Written problem -
Output nothing but the lines from the line with "Extract all readable text from this page." through the end of the listing below, both ends included.

Stored data entries:
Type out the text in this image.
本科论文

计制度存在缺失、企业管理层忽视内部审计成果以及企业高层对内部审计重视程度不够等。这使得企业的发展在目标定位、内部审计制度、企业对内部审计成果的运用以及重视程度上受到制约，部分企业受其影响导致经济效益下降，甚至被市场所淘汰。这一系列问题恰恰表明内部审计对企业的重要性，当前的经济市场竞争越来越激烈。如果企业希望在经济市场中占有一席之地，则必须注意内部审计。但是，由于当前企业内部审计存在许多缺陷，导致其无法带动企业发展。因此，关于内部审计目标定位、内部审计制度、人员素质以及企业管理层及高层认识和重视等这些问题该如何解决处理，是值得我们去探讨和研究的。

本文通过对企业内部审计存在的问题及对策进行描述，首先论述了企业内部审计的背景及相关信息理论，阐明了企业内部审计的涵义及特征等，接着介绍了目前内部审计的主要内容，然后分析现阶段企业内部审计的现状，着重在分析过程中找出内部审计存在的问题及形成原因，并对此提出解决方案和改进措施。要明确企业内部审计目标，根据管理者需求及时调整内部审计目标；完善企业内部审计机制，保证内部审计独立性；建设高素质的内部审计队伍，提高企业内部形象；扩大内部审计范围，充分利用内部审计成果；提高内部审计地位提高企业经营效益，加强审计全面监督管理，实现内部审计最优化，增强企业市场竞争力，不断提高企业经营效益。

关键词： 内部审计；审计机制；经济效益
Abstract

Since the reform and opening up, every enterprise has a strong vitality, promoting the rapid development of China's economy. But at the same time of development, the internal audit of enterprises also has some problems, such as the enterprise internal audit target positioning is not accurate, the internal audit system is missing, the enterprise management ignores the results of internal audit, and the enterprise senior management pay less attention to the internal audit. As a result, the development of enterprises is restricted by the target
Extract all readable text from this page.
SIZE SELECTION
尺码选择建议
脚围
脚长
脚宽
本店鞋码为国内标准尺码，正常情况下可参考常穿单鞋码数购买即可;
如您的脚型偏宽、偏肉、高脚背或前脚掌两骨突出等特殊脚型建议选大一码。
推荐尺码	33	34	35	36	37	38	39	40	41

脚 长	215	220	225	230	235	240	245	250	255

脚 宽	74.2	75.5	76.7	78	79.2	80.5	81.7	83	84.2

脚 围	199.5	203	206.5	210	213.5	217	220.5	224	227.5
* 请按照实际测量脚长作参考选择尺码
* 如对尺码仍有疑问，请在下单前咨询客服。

Response for this exercise -
Extract all readable text from this page.
SIZE SELECTION
尺码选择建议
脚围
脚长
脚宽
本店鞋码为国内标准尺码，正常情况下可参考常穿单鞋码数购买即可;
如您的脚型偏宽、偏肉、高脚背或前脚掌两骨突出等特殊脚型建议选大一码。
推荐尺码	33	34	35	36	37	38	39	40	41

脚 长	215	220	225	230	235	240	245	250	255

脚 宽	74.2	75.5	76.7	78	79.2	80.5	81.7	83	84.2

脚 围	199.5	203	206.5	210	213.5	217	220.5	224	227.5
* 请按照实际测量脚长作参考选择尺码
* 如对尺码仍有疑问，请在下单前咨询客服。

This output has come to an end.